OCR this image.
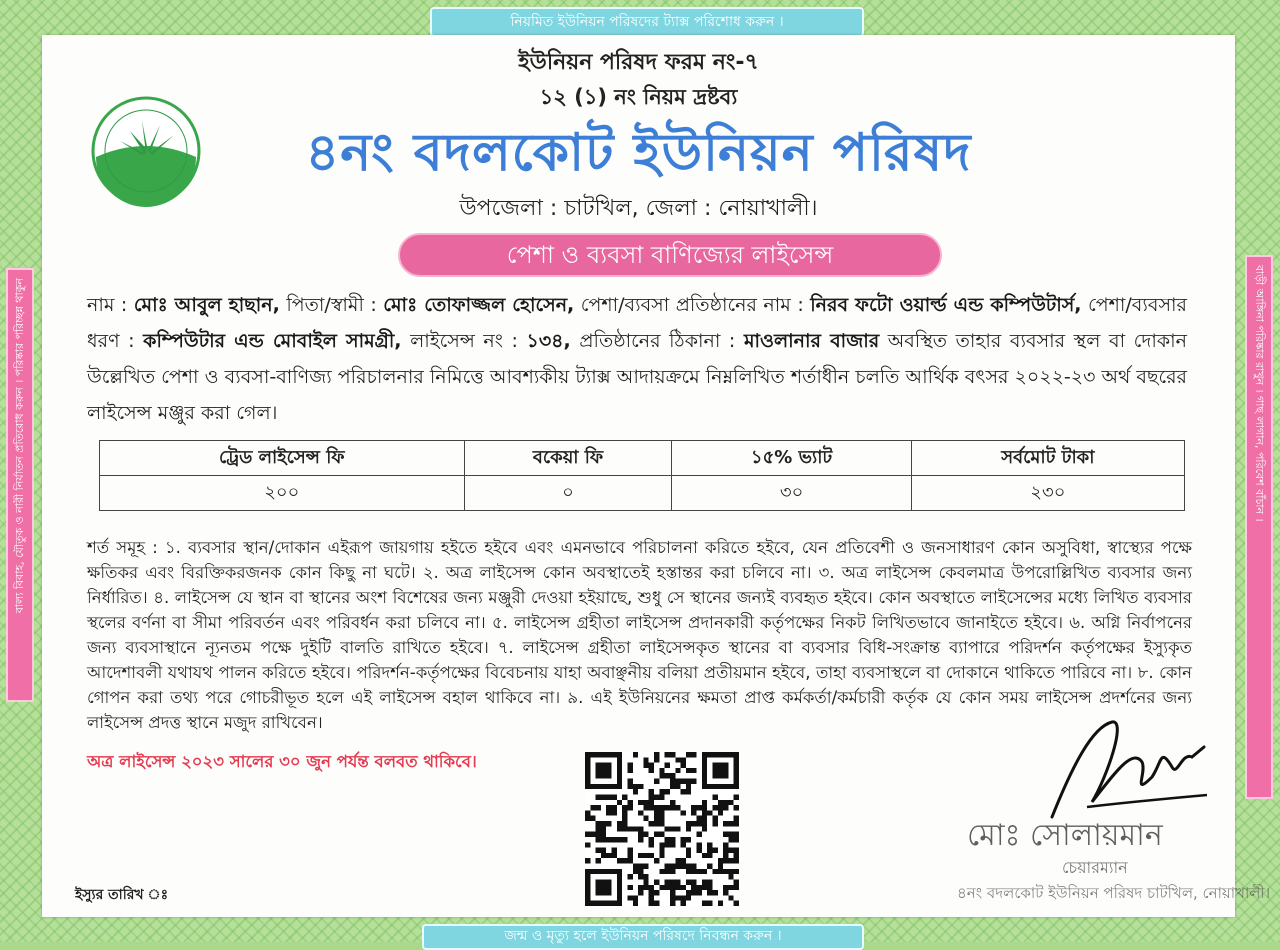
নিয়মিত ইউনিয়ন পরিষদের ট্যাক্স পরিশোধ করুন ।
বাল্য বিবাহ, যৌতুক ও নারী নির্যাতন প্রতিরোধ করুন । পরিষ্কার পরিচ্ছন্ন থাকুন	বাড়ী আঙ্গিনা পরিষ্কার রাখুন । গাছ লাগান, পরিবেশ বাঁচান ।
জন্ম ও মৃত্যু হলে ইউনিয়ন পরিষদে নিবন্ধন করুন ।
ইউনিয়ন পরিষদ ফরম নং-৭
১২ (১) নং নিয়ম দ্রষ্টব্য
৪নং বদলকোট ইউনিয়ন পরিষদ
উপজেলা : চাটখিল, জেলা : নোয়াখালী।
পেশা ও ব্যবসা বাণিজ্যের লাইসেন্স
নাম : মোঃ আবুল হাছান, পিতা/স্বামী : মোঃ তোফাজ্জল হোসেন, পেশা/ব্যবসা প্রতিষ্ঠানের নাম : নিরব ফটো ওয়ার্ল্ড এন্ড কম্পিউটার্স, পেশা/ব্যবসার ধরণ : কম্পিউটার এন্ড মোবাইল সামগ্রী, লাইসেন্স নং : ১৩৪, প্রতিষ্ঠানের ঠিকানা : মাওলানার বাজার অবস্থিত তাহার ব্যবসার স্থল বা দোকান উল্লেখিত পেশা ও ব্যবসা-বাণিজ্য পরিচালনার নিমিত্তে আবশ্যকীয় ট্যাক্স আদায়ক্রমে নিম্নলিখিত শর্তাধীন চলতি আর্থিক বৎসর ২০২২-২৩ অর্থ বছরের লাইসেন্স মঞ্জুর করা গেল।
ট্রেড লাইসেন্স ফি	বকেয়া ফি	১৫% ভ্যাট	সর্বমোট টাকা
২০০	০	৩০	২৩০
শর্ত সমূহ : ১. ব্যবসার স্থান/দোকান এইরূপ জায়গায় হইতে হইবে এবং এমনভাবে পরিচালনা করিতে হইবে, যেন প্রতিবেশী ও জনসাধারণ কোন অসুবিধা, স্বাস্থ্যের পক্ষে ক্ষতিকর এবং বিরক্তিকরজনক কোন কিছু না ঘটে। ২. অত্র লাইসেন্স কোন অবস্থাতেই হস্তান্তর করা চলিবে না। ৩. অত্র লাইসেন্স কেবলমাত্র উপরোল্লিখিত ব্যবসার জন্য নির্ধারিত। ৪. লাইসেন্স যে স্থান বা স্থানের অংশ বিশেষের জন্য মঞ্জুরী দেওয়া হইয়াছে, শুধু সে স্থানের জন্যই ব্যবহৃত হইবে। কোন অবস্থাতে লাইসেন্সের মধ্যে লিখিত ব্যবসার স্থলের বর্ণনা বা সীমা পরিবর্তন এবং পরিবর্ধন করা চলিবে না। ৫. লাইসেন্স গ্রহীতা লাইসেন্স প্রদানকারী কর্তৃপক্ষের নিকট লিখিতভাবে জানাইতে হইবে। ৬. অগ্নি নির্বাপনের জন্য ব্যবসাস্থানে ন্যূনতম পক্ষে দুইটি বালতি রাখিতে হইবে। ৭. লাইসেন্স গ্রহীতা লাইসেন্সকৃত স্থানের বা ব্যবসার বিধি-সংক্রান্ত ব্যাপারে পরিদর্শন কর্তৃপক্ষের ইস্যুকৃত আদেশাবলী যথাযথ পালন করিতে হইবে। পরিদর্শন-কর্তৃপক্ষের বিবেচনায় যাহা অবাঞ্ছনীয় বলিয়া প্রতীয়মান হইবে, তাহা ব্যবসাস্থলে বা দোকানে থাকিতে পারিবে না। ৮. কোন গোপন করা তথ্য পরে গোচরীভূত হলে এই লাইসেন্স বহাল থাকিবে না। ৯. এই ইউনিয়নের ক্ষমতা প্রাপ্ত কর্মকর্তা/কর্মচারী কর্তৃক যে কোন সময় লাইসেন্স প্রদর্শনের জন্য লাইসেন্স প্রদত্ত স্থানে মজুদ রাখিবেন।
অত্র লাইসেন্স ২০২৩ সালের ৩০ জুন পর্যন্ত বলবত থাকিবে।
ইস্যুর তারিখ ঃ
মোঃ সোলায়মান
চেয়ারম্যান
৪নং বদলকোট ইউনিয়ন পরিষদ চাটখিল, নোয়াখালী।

_____

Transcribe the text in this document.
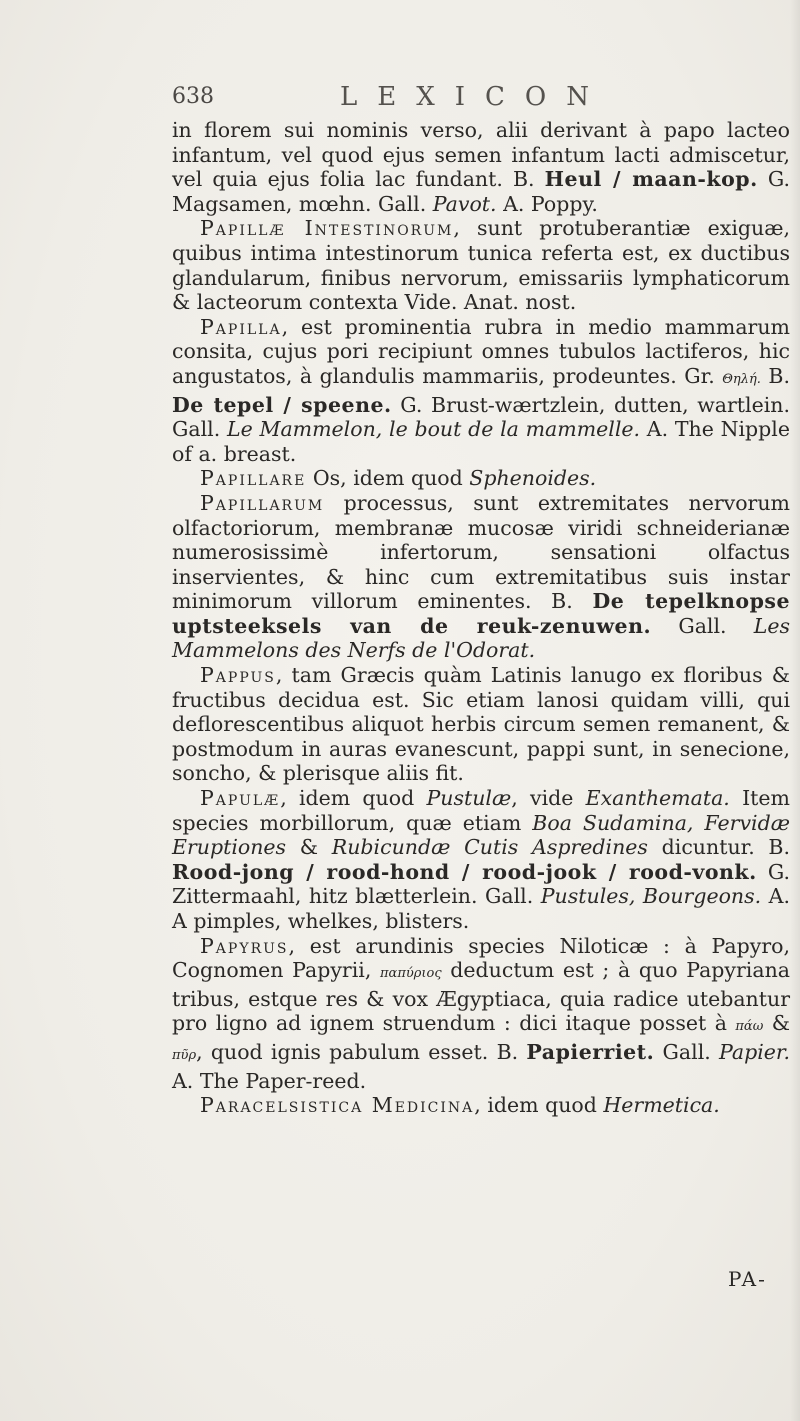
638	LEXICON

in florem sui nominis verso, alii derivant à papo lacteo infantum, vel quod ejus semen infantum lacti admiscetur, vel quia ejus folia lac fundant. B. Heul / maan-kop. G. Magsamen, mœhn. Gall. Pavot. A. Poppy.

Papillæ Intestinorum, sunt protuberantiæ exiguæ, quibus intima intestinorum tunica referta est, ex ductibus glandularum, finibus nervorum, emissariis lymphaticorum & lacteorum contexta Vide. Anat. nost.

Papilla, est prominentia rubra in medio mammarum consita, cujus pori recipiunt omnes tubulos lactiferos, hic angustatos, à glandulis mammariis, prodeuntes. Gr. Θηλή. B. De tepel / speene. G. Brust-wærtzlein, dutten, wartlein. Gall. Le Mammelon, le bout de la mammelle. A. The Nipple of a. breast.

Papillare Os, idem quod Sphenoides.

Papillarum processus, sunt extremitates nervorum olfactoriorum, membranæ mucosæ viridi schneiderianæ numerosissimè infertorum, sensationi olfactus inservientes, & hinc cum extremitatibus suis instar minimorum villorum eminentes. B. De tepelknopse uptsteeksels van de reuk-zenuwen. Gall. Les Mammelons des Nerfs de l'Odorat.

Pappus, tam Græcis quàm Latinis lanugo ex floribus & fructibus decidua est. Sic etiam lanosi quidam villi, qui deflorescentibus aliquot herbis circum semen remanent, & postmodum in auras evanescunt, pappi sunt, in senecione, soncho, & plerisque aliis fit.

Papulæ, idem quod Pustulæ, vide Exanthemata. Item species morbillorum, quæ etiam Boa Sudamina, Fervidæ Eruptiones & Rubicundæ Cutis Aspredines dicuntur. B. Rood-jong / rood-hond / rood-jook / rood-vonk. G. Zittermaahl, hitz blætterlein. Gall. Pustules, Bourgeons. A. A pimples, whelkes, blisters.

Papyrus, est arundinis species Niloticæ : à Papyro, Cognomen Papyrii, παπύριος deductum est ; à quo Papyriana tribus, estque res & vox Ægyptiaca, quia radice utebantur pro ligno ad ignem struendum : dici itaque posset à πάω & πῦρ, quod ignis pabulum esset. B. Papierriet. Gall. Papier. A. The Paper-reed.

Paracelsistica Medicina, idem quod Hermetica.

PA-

_____

● Task directions: Look through the lines above and collect those with the word "etiam".

● Answer for this exercise:
Pappus, tam Græcis quàm Latinis lanugo ex floribus & fructibus decidua est. Sic etiam lanosi quidam villi, qui deflorescentibus aliquot herbis circum semen remanent, & postmodum in auras evanescunt, pappi sunt, in senecione, soncho, & plerisque aliis fit.
Papulæ, idem quod Pustulæ, vide Exanthemata. Item species morbillorum, quæ etiam Boa Sudamina, Fervidæ Eruptiones & Rubicundæ Cutis Aspredines dicuntur. B. Rood-jong / rood-hond / rood-jook / rood-vonk. G. Zittermaahl, hitz blætterlein. Gall. Pustules, Bourgeons. A. A pimples, whelkes, blisters.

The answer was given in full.